■ Given request
Gather every line below where "subtitle" appears.

■ Input rows
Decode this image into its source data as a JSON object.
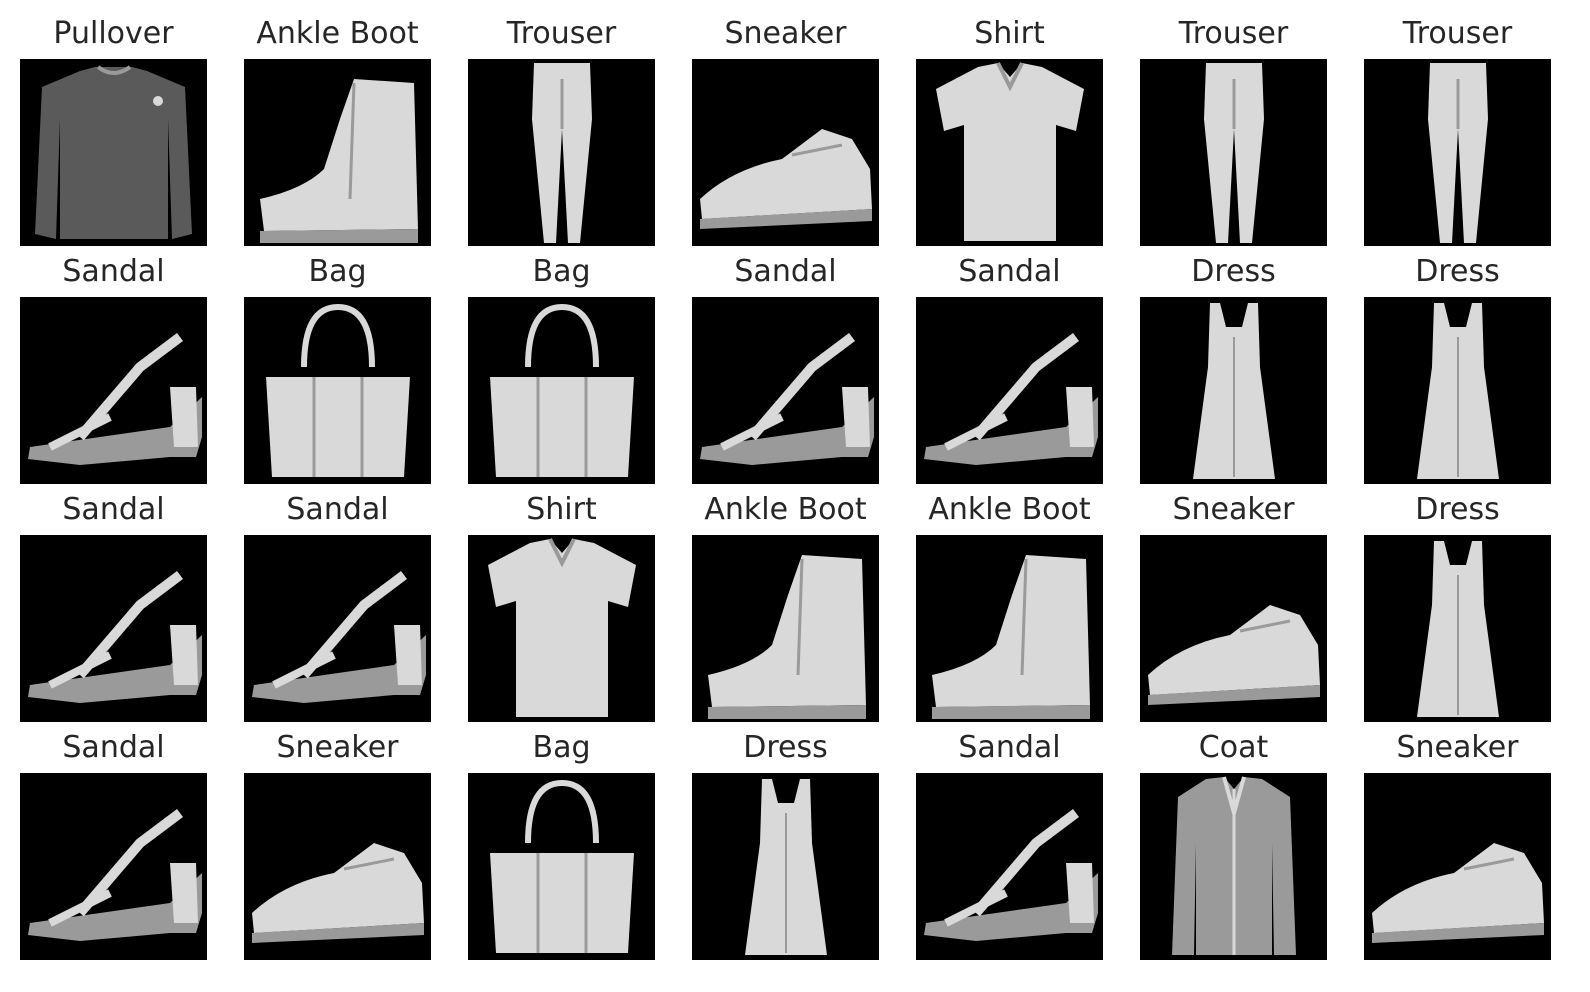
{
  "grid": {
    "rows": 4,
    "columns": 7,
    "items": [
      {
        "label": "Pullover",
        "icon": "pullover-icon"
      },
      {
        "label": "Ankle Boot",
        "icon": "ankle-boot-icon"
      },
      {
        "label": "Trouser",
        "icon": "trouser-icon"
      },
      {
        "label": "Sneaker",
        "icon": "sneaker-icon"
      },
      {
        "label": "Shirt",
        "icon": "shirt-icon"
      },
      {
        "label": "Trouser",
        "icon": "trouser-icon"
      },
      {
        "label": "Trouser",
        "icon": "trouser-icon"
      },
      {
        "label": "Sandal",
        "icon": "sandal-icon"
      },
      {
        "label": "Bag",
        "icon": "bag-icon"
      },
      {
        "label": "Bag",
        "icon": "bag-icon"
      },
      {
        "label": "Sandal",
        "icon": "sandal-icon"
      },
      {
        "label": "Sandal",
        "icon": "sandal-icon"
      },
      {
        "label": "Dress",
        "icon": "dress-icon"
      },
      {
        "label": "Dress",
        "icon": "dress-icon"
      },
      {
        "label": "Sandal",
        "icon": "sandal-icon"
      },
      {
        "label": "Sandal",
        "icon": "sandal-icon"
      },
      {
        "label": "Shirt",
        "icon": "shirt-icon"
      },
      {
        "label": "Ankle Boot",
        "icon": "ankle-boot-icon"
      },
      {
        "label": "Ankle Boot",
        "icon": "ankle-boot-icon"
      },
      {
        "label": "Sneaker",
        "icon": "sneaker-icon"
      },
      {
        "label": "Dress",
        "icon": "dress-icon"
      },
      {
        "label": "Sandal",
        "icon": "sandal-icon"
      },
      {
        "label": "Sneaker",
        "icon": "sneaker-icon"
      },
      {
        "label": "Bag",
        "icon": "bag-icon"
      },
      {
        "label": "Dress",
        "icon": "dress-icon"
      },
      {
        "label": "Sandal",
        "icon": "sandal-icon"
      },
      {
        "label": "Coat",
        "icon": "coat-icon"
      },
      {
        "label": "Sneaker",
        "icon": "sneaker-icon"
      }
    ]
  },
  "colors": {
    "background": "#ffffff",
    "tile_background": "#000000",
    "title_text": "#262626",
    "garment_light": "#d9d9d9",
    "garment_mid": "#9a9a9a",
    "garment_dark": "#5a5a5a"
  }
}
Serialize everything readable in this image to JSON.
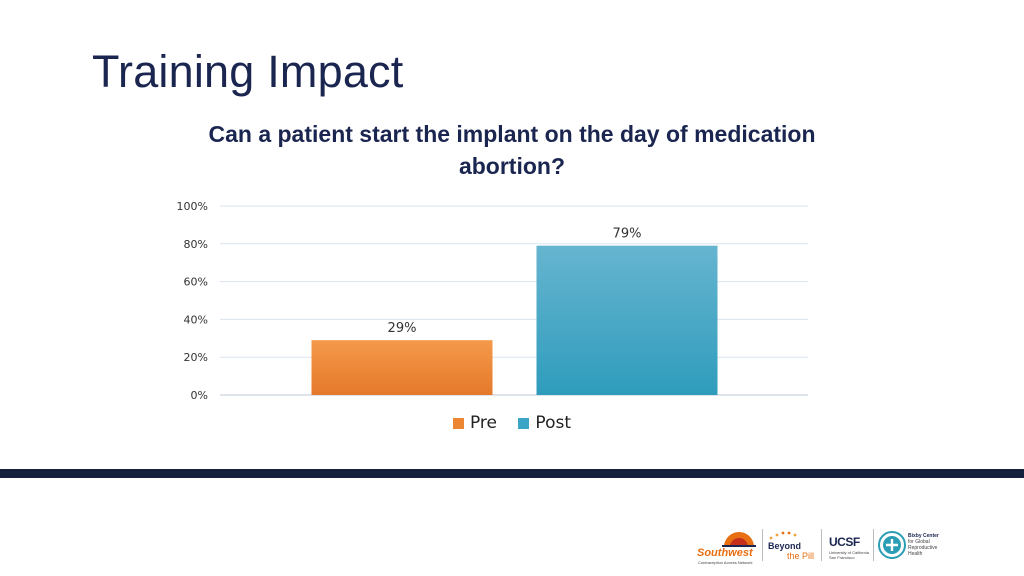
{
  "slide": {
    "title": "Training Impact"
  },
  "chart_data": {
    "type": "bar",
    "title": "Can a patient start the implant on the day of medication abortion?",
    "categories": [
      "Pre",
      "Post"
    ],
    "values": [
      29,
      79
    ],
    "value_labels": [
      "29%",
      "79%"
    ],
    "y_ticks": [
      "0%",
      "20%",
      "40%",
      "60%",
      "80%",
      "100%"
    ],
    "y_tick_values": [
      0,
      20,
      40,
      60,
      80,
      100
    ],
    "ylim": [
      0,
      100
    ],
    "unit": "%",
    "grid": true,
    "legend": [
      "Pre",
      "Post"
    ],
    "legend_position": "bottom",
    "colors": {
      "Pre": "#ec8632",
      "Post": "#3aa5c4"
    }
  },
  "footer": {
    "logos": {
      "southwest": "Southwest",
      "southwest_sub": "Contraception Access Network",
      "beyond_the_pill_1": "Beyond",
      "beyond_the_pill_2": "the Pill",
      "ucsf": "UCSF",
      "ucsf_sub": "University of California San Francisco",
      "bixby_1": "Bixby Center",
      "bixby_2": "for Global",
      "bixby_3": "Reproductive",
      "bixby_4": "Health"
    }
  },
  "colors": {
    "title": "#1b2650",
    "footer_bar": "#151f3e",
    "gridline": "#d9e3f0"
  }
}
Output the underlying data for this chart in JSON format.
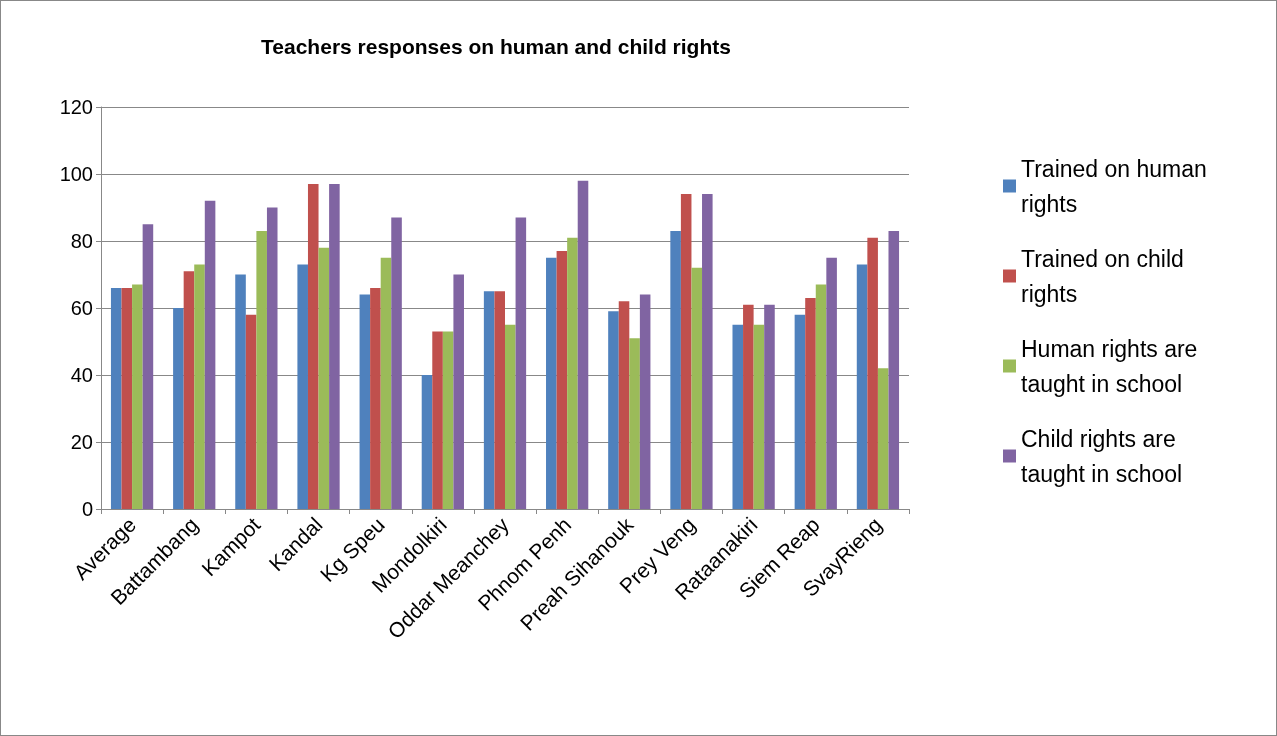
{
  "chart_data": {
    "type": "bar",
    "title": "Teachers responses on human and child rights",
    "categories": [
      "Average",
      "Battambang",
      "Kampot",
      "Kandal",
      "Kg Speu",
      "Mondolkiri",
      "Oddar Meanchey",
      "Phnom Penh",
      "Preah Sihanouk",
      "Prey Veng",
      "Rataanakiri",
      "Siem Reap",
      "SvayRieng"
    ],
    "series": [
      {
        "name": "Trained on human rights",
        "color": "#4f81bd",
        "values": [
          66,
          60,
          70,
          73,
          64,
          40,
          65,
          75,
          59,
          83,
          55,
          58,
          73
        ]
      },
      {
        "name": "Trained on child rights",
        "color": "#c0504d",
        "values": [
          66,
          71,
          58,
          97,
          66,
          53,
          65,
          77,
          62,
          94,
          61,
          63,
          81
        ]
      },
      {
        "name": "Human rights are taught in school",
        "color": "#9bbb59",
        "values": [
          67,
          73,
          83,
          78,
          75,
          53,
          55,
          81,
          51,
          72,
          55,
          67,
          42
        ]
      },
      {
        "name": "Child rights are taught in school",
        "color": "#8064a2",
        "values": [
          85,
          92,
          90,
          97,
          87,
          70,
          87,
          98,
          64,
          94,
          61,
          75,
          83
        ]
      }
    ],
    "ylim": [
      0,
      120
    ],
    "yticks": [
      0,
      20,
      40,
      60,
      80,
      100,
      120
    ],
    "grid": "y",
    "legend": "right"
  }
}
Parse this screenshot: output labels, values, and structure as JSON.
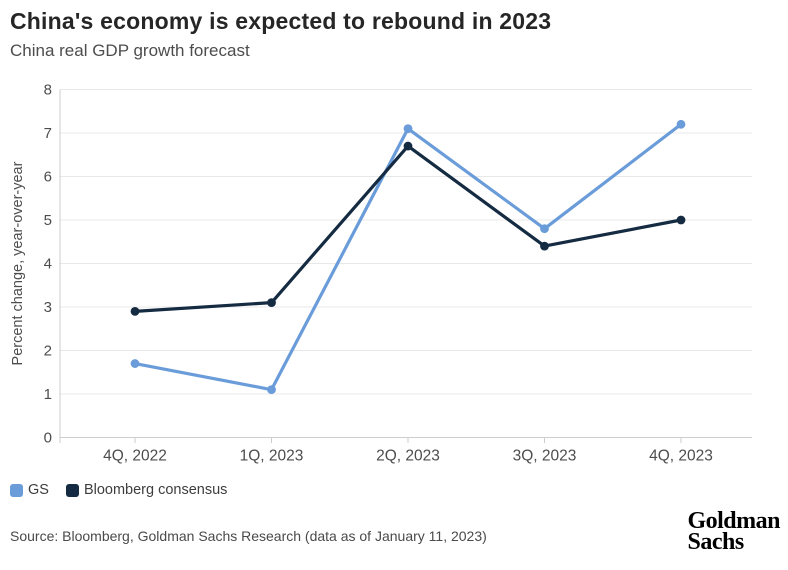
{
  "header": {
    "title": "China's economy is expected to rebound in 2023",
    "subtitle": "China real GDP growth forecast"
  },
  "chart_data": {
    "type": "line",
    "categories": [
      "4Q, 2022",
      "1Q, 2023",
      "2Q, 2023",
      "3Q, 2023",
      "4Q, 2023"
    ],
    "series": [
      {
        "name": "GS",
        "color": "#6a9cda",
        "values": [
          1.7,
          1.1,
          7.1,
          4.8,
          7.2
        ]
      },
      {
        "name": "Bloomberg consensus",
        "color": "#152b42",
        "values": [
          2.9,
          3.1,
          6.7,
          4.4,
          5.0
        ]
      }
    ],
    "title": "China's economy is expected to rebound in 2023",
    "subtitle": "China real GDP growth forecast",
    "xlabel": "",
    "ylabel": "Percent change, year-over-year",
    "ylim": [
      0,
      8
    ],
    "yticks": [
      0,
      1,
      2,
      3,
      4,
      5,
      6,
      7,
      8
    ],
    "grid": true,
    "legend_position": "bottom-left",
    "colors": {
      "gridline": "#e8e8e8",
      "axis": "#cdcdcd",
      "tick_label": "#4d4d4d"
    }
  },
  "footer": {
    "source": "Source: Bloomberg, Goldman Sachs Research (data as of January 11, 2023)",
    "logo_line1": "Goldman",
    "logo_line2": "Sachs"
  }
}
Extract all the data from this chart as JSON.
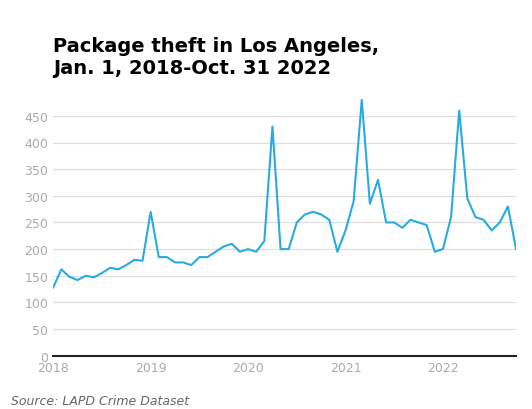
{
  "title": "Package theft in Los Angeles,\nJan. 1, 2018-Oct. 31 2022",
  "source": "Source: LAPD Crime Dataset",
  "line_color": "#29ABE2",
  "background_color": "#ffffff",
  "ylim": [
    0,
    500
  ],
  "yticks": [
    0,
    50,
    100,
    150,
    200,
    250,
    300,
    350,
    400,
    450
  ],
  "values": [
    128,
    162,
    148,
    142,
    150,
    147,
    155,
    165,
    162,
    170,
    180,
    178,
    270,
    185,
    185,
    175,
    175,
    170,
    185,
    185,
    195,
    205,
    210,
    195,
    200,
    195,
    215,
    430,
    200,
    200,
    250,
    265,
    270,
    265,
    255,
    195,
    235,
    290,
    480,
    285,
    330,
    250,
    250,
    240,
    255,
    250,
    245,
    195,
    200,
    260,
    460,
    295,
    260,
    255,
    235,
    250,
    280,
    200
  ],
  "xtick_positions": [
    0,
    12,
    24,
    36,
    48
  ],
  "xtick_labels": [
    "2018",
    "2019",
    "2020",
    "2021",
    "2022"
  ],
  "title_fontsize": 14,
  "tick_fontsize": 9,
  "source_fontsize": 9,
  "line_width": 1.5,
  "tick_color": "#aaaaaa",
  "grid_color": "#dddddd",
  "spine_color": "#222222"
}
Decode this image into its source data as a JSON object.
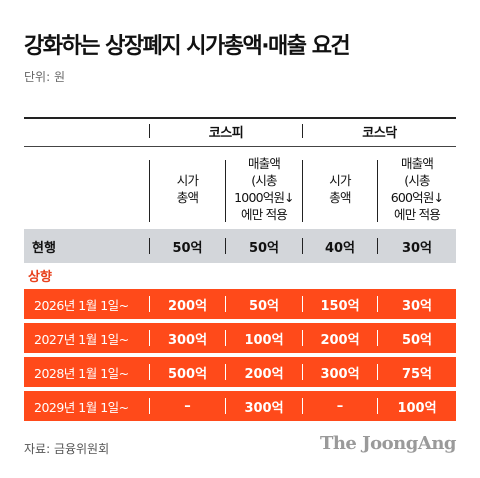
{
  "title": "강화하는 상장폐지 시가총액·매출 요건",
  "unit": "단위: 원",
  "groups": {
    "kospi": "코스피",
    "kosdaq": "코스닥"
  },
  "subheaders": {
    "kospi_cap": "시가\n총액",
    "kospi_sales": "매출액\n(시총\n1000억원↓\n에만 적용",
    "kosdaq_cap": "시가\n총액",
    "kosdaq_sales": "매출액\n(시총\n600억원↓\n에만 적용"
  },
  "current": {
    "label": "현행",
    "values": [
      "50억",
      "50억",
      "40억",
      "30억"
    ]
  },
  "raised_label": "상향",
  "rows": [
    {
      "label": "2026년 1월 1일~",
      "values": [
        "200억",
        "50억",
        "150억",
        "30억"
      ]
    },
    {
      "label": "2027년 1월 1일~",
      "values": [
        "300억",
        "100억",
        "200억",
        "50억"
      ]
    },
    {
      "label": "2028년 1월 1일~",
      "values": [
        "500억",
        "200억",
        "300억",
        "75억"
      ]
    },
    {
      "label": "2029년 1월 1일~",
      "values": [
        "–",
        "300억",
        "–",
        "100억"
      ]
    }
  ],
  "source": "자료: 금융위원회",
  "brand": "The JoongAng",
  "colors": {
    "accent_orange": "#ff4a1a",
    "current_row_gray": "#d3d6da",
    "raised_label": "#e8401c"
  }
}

■ Task solution
    "subtitle": "China real GDP growth forecast"
    "subtitle": "China real GDP growth forecast",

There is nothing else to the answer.